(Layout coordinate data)
------

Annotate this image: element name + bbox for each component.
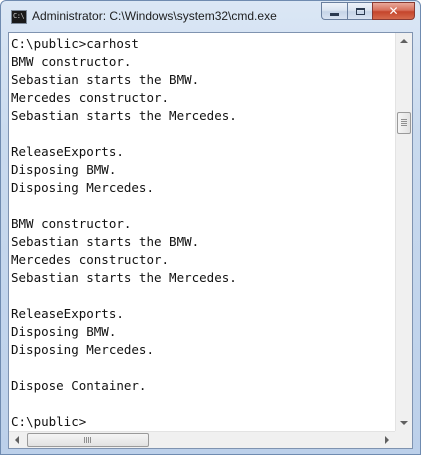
console-line: Disposing BMW.: [11, 162, 117, 177]
scroll-left-icon[interactable]: [15, 436, 19, 444]
scroll-right-icon[interactable]: [385, 436, 389, 444]
console-area[interactable]: C:\public>carhost BMW constructor. Sebasti…: [8, 32, 413, 449]
window-title: Administrator: C:\Windows\system32\cmd.e…: [32, 9, 277, 23]
console-line: C:\public>: [11, 414, 87, 429]
console-line: Sebastian starts the BMW.: [11, 234, 200, 249]
console-line: Sebastian starts the BMW.: [11, 72, 200, 87]
console-line: Disposing Mercedes.: [11, 342, 154, 357]
vertical-scroll-thumb[interactable]: [397, 112, 411, 134]
console-output[interactable]: C:\public>carhost BMW constructor. Sebasti…: [11, 35, 395, 429]
title-bar[interactable]: C:\ Administrator: C:\Windows\system32\c…: [1, 1, 420, 32]
console-line: Sebastian starts the Mercedes.: [11, 270, 237, 285]
console-line: Disposing BMW.: [11, 324, 117, 339]
cmd-icon-label: C:\: [13, 12, 25, 20]
console-line: Disposing Mercedes.: [11, 180, 154, 195]
close-button[interactable]: ✕: [372, 2, 415, 20]
caption-buttons: ✕: [321, 2, 415, 21]
maximize-icon: [355, 7, 365, 15]
minimize-button[interactable]: [321, 2, 347, 20]
minimize-icon: [330, 12, 339, 16]
grip-icon: [401, 119, 407, 126]
grip-icon: [84, 437, 91, 443]
scrollbar-corner: [395, 431, 412, 448]
horizontal-scrollbar[interactable]: [9, 431, 395, 448]
console-line: Mercedes constructor.: [11, 252, 170, 267]
cmd-icon[interactable]: C:\: [11, 10, 27, 24]
horizontal-scroll-thumb[interactable]: [27, 433, 149, 447]
console-line: BMW constructor.: [11, 54, 132, 69]
console-line: Mercedes constructor.: [11, 90, 170, 105]
close-icon: ✕: [388, 4, 399, 18]
console-line: ReleaseExports.: [11, 144, 124, 159]
maximize-button[interactable]: [347, 2, 372, 20]
cmd-window: C:\ Administrator: C:\Windows\system32\c…: [0, 0, 421, 455]
console-line: ReleaseExports.: [11, 306, 124, 321]
console-line: C:\public>carhost: [11, 36, 139, 51]
console-line: BMW constructor.: [11, 216, 132, 231]
scroll-up-icon[interactable]: [400, 39, 408, 43]
console-line: Sebastian starts the Mercedes.: [11, 108, 237, 123]
scroll-down-icon[interactable]: [400, 421, 408, 425]
console-line: Dispose Container.: [11, 378, 147, 393]
vertical-scrollbar[interactable]: [395, 33, 412, 431]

------

Reproduce all of the lines above word for word, leaving out the picture.

Annotate this image: element name + bbox for each component.
console-line: Disposing BMW.: [11, 162, 117, 177]
scroll-left-icon[interactable]: [15, 436, 19, 444]
scroll-right-icon[interactable]: [385, 436, 389, 444]
console-area[interactable]: C:\public>carhost BMW constructor. Sebasti…: [8, 32, 413, 449]
window-title: Administrator: C:\Windows\system32\cmd.e…: [32, 9, 277, 23]
console-line: C:\public>: [11, 414, 87, 429]
console-line: Sebastian starts the BMW.: [11, 234, 200, 249]
console-line: Sebastian starts the BMW.: [11, 72, 200, 87]
console-line: Disposing Mercedes.: [11, 342, 154, 357]
vertical-scroll-thumb[interactable]: [397, 112, 411, 134]
console-output[interactable]: C:\public>carhost BMW constructor. Sebasti…: [11, 35, 395, 429]
title-bar[interactable]: C:\ Administrator: C:\Windows\system32\c…: [1, 1, 420, 32]
console-line: Sebastian starts the Mercedes.: [11, 270, 237, 285]
console-line: Disposing BMW.: [11, 324, 117, 339]
cmd-icon-label: C:\: [13, 12, 25, 20]
console-line: Disposing Mercedes.: [11, 180, 154, 195]
close-button[interactable]: ✕: [372, 2, 415, 20]
caption-buttons: ✕: [321, 2, 415, 21]
maximize-icon: [355, 7, 365, 15]
minimize-button[interactable]: [321, 2, 347, 20]
minimize-icon: [330, 12, 339, 16]
grip-icon: [401, 119, 407, 126]
grip-icon: [84, 437, 91, 443]
scrollbar-corner: [395, 431, 412, 448]
horizontal-scrollbar[interactable]: [9, 431, 395, 448]
console-line: Mercedes constructor.: [11, 252, 170, 267]
cmd-icon[interactable]: C:\: [11, 10, 27, 24]
horizontal-scroll-thumb[interactable]: [27, 433, 149, 447]
console-line: BMW constructor.: [11, 54, 132, 69]
console-line: Mercedes constructor.: [11, 90, 170, 105]
close-icon: ✕: [388, 4, 399, 18]
console-line: ReleaseExports.: [11, 144, 124, 159]
maximize-button[interactable]: [347, 2, 372, 20]
cmd-window: C:\ Administrator: C:\Windows\system32\c…: [0, 0, 421, 455]
console-line: ReleaseExports.: [11, 306, 124, 321]
console-line: C:\public>carhost: [11, 36, 139, 51]
console-line: BMW constructor.: [11, 216, 132, 231]
scroll-up-icon[interactable]: [400, 39, 408, 43]
console-line: Sebastian starts the Mercedes.: [11, 108, 237, 123]
scroll-down-icon[interactable]: [400, 421, 408, 425]
console-line: Dispose Container.: [11, 378, 147, 393]
vertical-scrollbar[interactable]: [395, 33, 412, 431]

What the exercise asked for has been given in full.